» **What you need to do**
Copy out the lines that have "this" in them.

» **Stored rows**
>>>

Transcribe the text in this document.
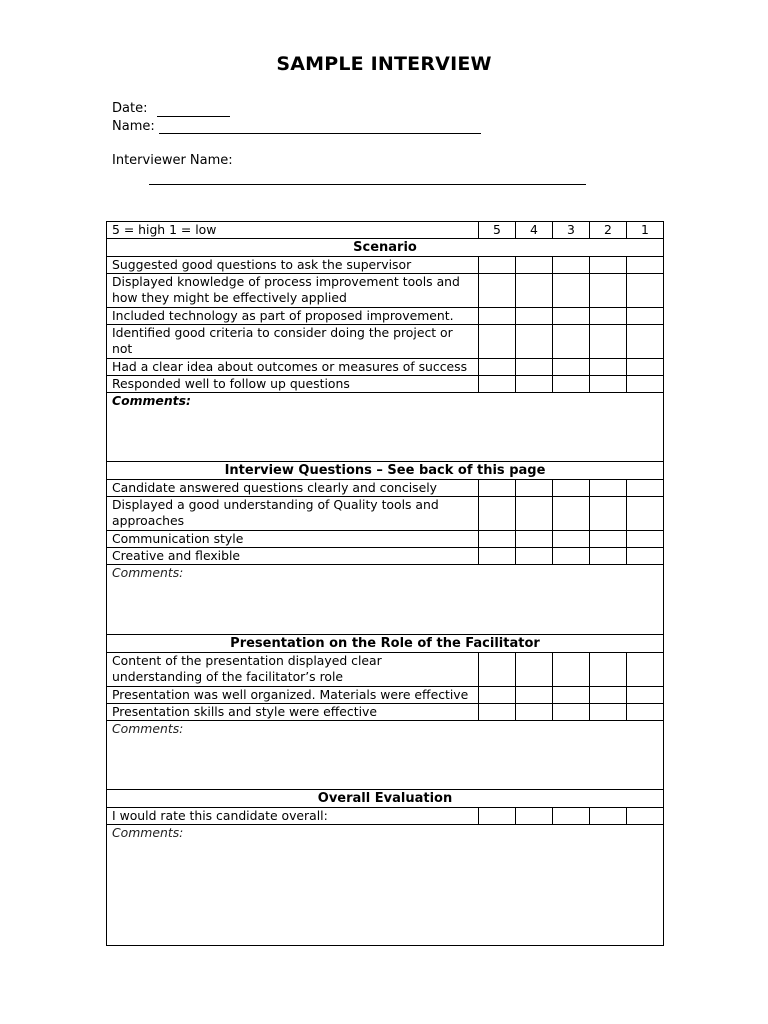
SAMPLE INTERVIEW
Date:
Name:
Interviewer Name:
5 = high 1 = low	5	4	3	2	1
Scenario					
Suggested good questions to ask the supervisor					
Displayed knowledge of process improvement tools and how they might be effectively applied					
Included technology as part of proposed improvement.					
Identified good criteria to consider doing the project or not					
Had a clear idea about outcomes or measures of success					
Responded well to follow up questions					
Comments:					
Interview Questions – See back of this page					
Candidate answered questions clearly and concisely					
Displayed a good understanding of Quality tools and approaches					
Communication style					
Creative and flexible					
Comments:					
Presentation on the Role of the Facilitator					
Content of the presentation displayed clear understanding of the facilitator’s role					
Presentation was well organized. Materials were effective					
Presentation skills and style were effective					
Comments:					
Overall Evaluation					
I would rate this candidate overall:					
Comments:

<<<

» **Correct response**
Transcribe the text in this document.
Interview Questions – See back of this page					
I would rate this candidate overall:					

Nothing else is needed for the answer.